What this task involves> Copy out each line of the listing that has the word "marker" in it.

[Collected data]
----

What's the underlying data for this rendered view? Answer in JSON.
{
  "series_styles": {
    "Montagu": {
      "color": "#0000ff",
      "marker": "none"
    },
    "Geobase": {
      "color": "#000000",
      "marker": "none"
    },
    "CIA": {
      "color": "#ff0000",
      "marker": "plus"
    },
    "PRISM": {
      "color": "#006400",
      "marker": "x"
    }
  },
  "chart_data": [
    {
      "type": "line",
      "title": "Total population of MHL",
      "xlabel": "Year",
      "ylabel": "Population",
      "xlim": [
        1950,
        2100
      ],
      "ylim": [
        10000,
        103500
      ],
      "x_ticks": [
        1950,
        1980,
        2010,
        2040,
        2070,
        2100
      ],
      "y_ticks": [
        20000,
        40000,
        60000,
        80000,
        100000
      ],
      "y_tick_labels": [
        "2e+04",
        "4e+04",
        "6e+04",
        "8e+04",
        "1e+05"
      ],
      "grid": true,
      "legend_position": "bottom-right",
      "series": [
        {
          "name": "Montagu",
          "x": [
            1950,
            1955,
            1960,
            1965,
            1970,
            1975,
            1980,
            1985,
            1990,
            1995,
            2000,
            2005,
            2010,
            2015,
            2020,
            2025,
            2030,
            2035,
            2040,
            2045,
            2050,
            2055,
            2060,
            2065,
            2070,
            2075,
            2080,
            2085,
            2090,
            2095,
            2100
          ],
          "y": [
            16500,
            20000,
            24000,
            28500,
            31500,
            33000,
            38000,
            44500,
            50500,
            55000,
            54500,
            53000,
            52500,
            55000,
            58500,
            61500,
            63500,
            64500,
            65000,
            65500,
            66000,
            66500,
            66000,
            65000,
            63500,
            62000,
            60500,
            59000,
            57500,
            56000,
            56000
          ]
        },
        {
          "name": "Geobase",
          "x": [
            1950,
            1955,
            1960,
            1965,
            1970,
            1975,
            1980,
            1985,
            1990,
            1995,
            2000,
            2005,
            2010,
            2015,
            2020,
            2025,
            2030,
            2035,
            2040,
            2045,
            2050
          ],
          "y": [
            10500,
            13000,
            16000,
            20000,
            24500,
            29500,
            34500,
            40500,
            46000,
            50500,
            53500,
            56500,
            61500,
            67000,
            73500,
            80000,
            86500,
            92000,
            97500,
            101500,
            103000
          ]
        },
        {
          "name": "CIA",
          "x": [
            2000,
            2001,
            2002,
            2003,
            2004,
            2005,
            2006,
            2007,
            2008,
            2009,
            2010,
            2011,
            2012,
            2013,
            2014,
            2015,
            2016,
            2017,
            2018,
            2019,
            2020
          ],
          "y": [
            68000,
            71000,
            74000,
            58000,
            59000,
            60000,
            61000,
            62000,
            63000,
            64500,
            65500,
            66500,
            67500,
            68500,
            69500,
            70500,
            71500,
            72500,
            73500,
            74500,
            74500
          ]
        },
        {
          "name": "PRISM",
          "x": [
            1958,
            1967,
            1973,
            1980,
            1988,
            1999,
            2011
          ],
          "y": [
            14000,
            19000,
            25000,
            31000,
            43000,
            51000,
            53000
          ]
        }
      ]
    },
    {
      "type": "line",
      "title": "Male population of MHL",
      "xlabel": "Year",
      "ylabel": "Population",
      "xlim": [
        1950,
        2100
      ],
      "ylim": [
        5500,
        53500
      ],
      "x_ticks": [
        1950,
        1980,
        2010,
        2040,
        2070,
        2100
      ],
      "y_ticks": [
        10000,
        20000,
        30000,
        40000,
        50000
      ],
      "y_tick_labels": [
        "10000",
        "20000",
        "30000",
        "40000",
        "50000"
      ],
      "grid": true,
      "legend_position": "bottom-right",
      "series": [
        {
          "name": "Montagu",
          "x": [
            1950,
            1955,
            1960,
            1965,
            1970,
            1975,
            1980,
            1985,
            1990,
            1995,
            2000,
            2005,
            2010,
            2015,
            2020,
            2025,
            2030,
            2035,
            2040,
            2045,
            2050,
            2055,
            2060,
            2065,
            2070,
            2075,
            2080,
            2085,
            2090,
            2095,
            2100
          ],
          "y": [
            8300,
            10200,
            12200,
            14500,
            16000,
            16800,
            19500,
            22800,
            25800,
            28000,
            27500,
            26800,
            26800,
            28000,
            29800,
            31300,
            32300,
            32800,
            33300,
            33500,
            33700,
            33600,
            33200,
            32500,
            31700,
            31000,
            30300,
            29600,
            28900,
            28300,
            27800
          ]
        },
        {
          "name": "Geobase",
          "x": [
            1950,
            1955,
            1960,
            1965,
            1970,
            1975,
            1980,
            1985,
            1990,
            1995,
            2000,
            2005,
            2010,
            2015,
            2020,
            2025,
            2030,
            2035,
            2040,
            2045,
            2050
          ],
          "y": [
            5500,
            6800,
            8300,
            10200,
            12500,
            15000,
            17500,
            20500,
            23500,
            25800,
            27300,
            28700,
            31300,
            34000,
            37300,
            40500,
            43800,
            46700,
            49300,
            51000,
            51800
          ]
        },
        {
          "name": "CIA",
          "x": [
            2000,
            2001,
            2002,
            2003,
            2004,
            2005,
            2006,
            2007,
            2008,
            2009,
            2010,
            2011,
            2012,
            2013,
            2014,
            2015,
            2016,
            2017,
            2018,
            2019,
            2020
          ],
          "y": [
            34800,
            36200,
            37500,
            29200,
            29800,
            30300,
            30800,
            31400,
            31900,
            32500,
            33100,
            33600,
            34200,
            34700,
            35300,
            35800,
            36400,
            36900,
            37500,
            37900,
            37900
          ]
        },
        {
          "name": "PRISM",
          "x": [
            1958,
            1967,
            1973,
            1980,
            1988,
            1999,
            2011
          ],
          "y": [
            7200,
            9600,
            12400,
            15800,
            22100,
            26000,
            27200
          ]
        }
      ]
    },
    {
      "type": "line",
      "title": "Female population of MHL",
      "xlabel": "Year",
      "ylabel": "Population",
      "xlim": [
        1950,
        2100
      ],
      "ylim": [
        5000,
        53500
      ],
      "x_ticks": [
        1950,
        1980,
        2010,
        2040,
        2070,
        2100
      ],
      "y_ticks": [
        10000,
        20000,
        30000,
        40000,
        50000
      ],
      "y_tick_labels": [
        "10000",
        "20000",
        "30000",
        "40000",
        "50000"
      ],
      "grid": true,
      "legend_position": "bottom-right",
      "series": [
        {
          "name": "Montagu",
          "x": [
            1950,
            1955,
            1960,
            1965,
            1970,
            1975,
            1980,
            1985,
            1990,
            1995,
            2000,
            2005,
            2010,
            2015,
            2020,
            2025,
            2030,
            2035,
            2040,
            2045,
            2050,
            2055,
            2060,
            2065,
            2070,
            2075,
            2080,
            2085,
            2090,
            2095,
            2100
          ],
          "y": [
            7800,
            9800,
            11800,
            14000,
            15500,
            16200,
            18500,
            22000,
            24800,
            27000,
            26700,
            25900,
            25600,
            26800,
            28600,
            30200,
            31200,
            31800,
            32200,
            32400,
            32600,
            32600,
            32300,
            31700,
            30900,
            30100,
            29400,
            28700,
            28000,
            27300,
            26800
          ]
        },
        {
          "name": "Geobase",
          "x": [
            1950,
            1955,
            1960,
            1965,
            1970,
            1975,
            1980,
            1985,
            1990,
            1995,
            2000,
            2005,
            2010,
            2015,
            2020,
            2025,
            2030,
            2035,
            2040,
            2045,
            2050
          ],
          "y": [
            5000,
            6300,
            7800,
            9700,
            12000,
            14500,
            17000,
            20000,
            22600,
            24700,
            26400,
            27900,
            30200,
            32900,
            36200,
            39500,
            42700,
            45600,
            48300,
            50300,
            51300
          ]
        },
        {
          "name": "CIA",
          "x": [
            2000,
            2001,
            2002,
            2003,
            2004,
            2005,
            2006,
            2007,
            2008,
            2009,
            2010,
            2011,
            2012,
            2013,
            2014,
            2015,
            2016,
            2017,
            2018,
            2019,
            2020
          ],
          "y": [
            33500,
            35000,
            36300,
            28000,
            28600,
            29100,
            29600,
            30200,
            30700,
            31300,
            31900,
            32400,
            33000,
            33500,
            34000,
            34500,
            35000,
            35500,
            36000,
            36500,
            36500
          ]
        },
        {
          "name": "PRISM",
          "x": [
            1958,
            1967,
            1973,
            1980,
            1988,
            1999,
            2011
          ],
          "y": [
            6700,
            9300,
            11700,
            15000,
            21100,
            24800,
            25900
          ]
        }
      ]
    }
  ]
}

----

Solved problem>
      "marker": "none"
      "marker": "none"
      "marker": "plus"
      "marker": "x"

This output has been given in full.